▸ What you need to do
Copy out all lines of the records in which the word "rancangan" appears.

━━━━━━━━

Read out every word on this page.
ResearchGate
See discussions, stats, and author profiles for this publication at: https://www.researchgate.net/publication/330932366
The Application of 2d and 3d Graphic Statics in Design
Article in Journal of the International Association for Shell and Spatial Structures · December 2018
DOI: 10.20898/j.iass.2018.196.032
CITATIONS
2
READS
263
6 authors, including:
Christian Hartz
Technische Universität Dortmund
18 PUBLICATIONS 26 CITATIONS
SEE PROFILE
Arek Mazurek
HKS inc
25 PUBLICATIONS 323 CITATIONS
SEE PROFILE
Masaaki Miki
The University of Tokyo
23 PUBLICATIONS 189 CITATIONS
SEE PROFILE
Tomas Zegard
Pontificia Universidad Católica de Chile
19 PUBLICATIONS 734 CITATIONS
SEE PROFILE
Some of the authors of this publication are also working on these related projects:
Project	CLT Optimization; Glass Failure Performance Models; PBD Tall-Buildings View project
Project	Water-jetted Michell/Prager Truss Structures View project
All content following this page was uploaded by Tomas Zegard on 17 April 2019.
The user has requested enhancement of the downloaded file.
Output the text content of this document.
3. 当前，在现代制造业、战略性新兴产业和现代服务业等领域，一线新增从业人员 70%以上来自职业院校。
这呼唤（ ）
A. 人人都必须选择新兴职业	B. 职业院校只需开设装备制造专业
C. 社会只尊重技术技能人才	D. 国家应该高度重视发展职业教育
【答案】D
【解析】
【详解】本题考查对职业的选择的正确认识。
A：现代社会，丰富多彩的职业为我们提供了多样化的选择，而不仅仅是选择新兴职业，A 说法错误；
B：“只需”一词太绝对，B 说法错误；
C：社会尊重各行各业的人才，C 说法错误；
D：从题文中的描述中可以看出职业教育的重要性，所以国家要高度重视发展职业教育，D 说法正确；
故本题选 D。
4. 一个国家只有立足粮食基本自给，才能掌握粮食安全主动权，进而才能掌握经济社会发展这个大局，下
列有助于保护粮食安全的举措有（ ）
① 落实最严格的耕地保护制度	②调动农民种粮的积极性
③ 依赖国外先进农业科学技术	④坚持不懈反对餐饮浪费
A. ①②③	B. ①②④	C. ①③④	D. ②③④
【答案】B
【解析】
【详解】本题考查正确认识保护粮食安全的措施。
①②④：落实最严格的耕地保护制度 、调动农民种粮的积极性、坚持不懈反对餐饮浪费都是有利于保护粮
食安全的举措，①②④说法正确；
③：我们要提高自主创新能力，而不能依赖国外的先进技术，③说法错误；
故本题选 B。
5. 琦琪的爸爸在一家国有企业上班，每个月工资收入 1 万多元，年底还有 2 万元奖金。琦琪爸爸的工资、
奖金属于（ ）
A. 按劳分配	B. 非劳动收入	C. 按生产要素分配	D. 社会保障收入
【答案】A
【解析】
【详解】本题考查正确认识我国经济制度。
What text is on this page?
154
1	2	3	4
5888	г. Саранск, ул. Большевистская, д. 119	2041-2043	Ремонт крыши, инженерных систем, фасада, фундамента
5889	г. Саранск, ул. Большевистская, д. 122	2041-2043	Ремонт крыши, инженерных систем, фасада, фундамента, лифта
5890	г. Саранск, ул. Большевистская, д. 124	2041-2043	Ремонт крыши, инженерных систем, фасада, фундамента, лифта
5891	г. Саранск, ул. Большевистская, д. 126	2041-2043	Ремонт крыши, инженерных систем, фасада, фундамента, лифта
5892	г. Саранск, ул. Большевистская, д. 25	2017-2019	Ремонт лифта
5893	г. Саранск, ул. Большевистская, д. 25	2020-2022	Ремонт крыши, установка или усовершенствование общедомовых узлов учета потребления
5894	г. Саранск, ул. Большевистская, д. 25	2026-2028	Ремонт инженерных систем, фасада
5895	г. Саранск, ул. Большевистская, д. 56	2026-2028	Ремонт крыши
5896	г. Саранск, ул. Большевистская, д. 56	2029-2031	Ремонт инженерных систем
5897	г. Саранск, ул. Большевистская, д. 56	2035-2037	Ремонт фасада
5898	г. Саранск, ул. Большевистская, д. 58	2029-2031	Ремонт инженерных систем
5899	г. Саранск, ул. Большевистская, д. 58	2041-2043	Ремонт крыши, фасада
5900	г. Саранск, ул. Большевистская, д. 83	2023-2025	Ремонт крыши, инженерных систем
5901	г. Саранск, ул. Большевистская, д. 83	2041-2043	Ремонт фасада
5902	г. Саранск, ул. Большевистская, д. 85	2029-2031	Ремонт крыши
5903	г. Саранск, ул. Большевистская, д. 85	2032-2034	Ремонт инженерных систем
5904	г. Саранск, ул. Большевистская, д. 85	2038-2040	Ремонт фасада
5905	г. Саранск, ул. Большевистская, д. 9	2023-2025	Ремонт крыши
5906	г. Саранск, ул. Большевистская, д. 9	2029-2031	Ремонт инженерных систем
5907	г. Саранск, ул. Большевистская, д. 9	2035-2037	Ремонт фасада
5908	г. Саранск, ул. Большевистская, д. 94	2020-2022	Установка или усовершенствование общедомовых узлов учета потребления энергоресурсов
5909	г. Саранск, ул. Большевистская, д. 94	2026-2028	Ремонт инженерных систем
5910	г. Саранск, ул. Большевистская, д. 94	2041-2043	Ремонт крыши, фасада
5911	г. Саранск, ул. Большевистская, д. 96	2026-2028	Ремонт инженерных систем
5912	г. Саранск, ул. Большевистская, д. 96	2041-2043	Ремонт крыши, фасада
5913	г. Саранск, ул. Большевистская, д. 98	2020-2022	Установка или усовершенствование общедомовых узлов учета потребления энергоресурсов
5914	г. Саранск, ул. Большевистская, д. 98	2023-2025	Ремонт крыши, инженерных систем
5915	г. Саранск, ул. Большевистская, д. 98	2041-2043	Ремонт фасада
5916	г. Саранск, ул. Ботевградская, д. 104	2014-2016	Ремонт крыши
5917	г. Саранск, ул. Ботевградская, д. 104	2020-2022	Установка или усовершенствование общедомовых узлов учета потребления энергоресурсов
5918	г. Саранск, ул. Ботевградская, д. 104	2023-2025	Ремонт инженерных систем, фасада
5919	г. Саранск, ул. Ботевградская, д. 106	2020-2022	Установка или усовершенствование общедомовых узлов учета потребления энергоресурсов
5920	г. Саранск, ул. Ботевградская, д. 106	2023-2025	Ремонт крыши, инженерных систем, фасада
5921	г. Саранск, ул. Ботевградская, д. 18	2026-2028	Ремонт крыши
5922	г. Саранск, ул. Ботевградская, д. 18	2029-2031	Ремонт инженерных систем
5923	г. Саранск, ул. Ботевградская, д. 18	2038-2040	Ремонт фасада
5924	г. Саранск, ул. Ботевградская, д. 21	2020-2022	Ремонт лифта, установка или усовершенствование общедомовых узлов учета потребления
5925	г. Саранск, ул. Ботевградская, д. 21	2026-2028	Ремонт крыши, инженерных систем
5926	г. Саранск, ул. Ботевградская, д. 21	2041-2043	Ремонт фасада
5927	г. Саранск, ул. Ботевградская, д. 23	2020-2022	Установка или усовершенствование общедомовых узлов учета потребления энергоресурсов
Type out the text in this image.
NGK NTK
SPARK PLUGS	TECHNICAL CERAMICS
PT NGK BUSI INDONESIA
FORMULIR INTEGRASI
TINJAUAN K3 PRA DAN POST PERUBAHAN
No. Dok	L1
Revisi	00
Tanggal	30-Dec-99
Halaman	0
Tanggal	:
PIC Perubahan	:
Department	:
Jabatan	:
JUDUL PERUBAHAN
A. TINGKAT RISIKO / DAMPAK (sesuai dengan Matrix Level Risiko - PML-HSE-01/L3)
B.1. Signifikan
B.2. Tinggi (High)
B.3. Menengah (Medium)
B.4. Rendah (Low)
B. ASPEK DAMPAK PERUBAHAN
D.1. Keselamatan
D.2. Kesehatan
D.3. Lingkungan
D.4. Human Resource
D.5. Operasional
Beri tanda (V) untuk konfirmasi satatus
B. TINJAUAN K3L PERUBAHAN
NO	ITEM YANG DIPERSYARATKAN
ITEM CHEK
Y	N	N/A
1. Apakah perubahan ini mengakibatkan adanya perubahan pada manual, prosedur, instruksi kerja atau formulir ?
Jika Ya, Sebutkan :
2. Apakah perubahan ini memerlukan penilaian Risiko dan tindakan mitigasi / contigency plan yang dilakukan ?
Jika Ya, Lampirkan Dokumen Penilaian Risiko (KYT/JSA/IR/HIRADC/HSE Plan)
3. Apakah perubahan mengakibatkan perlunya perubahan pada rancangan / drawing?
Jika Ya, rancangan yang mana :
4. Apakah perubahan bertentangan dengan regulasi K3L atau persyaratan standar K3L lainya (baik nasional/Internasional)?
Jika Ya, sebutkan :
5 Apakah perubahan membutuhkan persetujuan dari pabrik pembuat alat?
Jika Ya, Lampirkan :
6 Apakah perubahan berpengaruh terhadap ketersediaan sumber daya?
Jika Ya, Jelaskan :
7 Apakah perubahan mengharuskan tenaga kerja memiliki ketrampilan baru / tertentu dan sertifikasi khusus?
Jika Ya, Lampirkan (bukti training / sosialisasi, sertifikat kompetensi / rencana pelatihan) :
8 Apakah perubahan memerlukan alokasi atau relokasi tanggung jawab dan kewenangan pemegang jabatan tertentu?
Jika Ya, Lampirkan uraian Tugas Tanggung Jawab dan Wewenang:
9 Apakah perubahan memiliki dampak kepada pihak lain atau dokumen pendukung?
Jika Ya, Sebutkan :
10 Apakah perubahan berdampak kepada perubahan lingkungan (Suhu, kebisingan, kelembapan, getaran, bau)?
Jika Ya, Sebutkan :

━━━━━━━━

▸ In response
3. Apakah perubahan mengakibatkan perlunya perubahan pada rancangan / drawing?
Jika Ya, rancangan yang mana :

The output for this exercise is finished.